# START OF Material supplied

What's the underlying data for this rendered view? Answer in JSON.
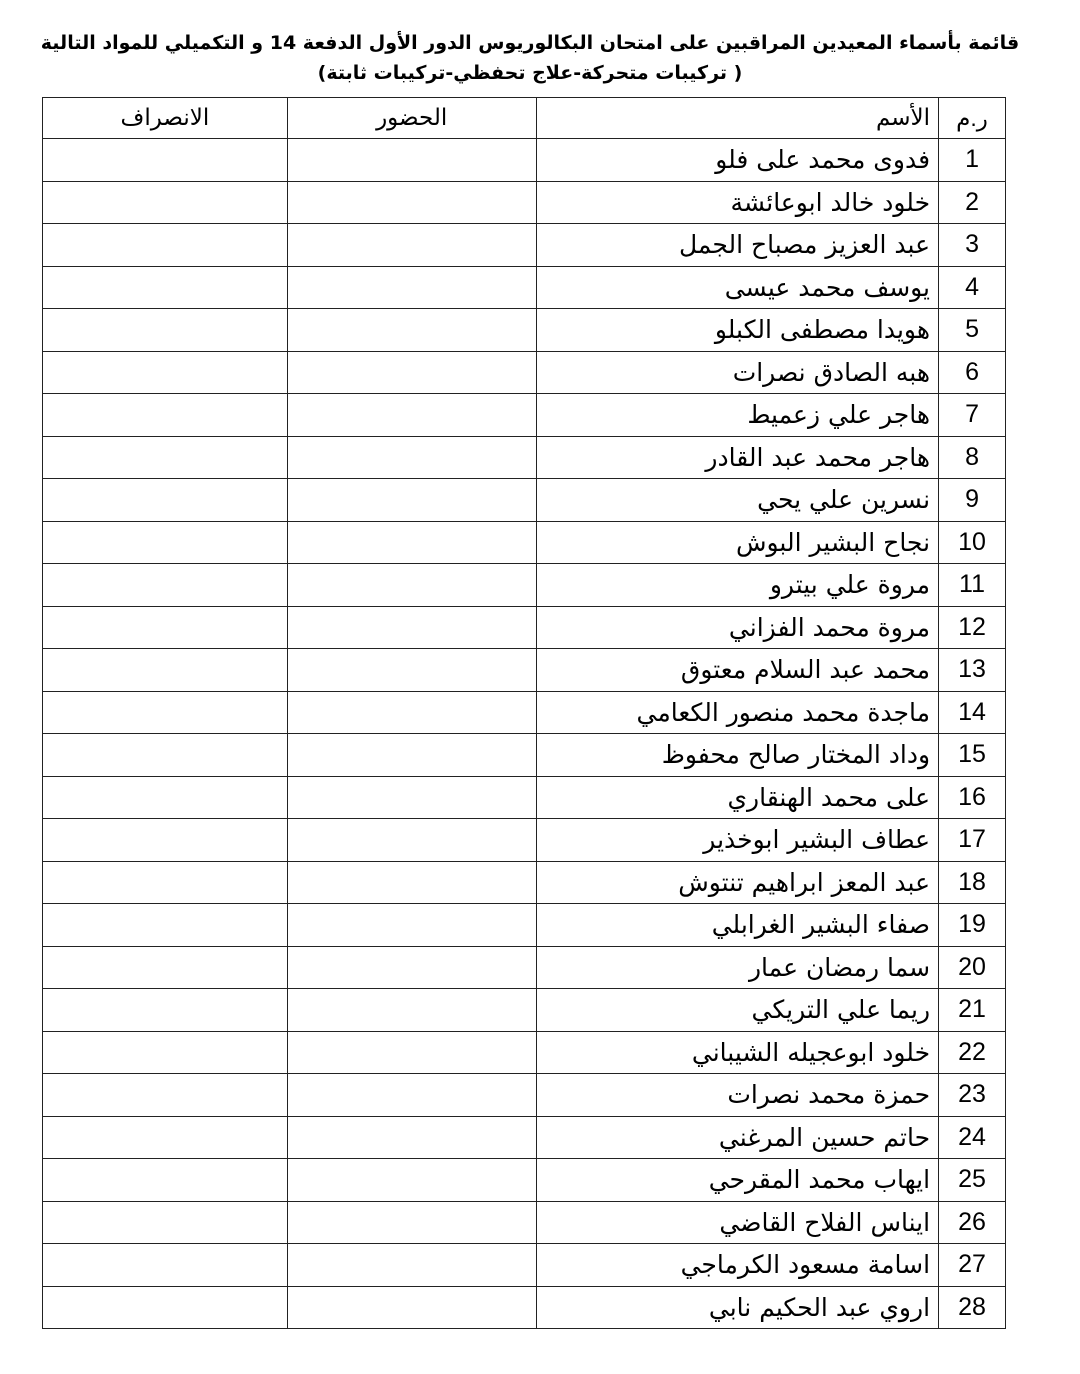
{
  "title_line1": "قائمة بأسماء المعيدين المراقبين على امتحان البكالوريوس الدور الأول الدفعة 14 و التكميلي للمواد التالية",
  "title_line2": "( تركيبات متحركة-علاج تحفظي-تركيبات ثابتة)",
  "table": {
    "headers": {
      "num": "ر.م",
      "name": "الأسم",
      "attendance": "الحضور",
      "departure": "الانصراف"
    },
    "rows": [
      {
        "num": "1",
        "name": "فدوى محمد على فلو"
      },
      {
        "num": "2",
        "name": "خلود خالد ابوعائشة"
      },
      {
        "num": "3",
        "name": "عبد العزيز مصباح الجمل"
      },
      {
        "num": "4",
        "name": "يوسف محمد عيسى"
      },
      {
        "num": "5",
        "name": "هويدا مصطفى الكبلو"
      },
      {
        "num": "6",
        "name": "هبه الصادق نصرات"
      },
      {
        "num": "7",
        "name": "هاجر علي زعميط"
      },
      {
        "num": "8",
        "name": "هاجر محمد عبد القادر"
      },
      {
        "num": "9",
        "name": "نسرين علي يحي"
      },
      {
        "num": "10",
        "name": "نجاح البشير البوش"
      },
      {
        "num": "11",
        "name": "مروة علي بيترو"
      },
      {
        "num": "12",
        "name": "مروة محمد الفزاني"
      },
      {
        "num": "13",
        "name": "محمد عبد السلام معتوق"
      },
      {
        "num": "14",
        "name": "ماجدة محمد منصور الكعامي"
      },
      {
        "num": "15",
        "name": "وداد المختار صالح محفوظ"
      },
      {
        "num": "16",
        "name": "على محمد الهنقاري"
      },
      {
        "num": "17",
        "name": "عطاف البشير ابوخذير"
      },
      {
        "num": "18",
        "name": "عبد المعز ابراهيم تنتوش"
      },
      {
        "num": "19",
        "name": "صفاء البشير الغرابلي"
      },
      {
        "num": "20",
        "name": "سما رمضان عمار"
      },
      {
        "num": "21",
        "name": "ريما علي التريكي"
      },
      {
        "num": "22",
        "name": "خلود ابوعجيله الشيباني"
      },
      {
        "num": "23",
        "name": "حمزة محمد نصرات"
      },
      {
        "num": "24",
        "name": "حاتم حسين المرغني"
      },
      {
        "num": "25",
        "name": "ايهاب محمد المقرحي"
      },
      {
        "num": "26",
        "name": "ايناس الفلاح القاضي"
      },
      {
        "num": "27",
        "name": "اسامة مسعود الكرماجي"
      },
      {
        "num": "28",
        "name": "اروي عبد الحكيم نابي"
      }
    ]
  }
}
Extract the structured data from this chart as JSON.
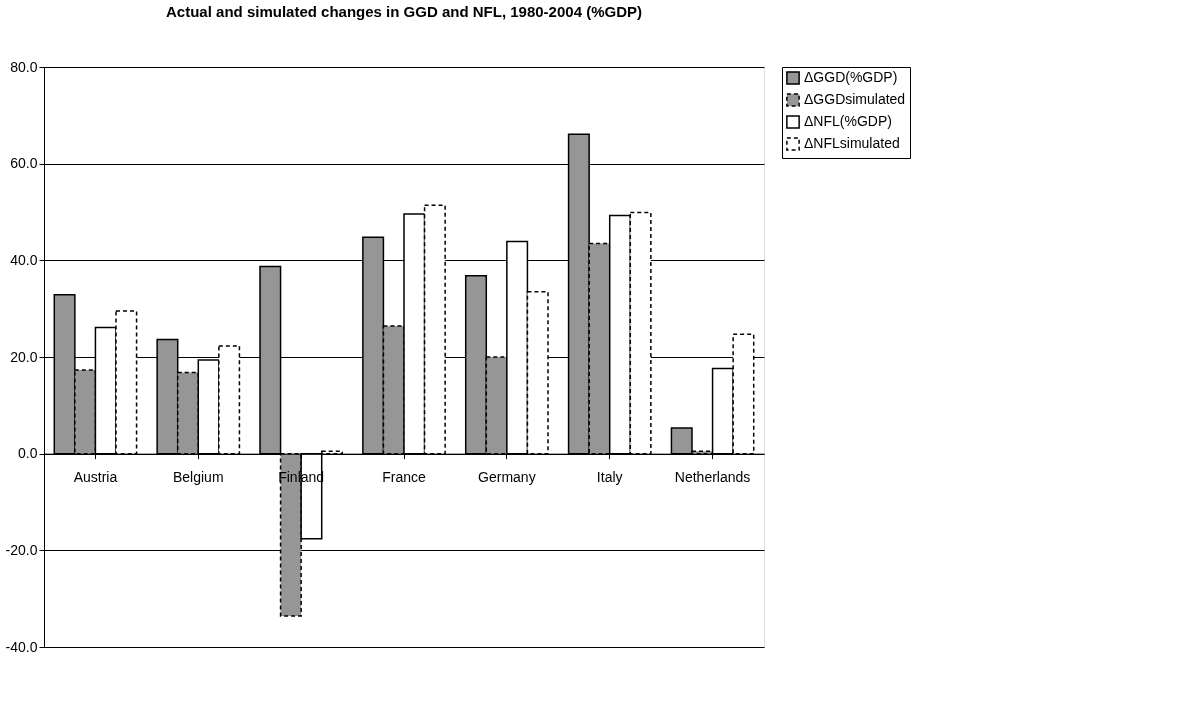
{
  "chart_data": {
    "type": "bar",
    "title": "Actual and simulated changes in GGD and NFL, 1980-2004 (%GDP)",
    "categories": [
      "Austria",
      "Belgium",
      "Finland",
      "France",
      "Germany",
      "Italy",
      "Netherlands"
    ],
    "series": [
      {
        "name": "ΔGGD(%GDP)",
        "color": "#969696",
        "line_style": "solid",
        "values": [
          32.9,
          23.6,
          38.7,
          44.8,
          36.8,
          66.1,
          5.3
        ]
      },
      {
        "name": "ΔGGDsimulated",
        "color": "#969696",
        "line_style": "dashed",
        "values": [
          17.3,
          16.8,
          -33.6,
          26.4,
          20.0,
          43.5,
          0.5
        ]
      },
      {
        "name": "ΔNFL(%GDP)",
        "color": "#ffffff",
        "line_style": "solid",
        "values": [
          26.1,
          19.4,
          -17.6,
          49.6,
          43.9,
          49.3,
          17.6
        ]
      },
      {
        "name": "ΔNFLsimulated",
        "color": "#ffffff",
        "line_style": "dashed",
        "values": [
          29.5,
          22.3,
          0.5,
          51.4,
          33.5,
          49.9,
          24.7
        ]
      }
    ],
    "ylim": [
      -40,
      80
    ],
    "yticks": [
      {
        "value": -40,
        "label": "-40.0"
      },
      {
        "value": -20,
        "label": "-20.0"
      },
      {
        "value": 0,
        "label": "0.0"
      },
      {
        "value": 20,
        "label": "20.0"
      },
      {
        "value": 40,
        "label": "40.0"
      },
      {
        "value": 60,
        "label": "60.0"
      },
      {
        "value": 80,
        "label": "80.0"
      }
    ],
    "grid": "y",
    "legend": "right"
  }
}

# END OF Material supplied

> **Task directions**:
Scan the material line by line and report each one that contains "محمد".

> **Written response**:
        "name": "فدوى محمد على فلو"
        "name": "يوسف محمد عيسى"
        "name": "هاجر محمد عبد القادر"
        "name": "مروة محمد الفزاني"
        "name": "محمد عبد السلام معتوق"
        "name": "ماجدة محمد منصور الكعامي"
        "name": "على محمد الهنقاري"
        "name": "حمزة محمد نصرات"
        "name": "ايهاب محمد المقرحي"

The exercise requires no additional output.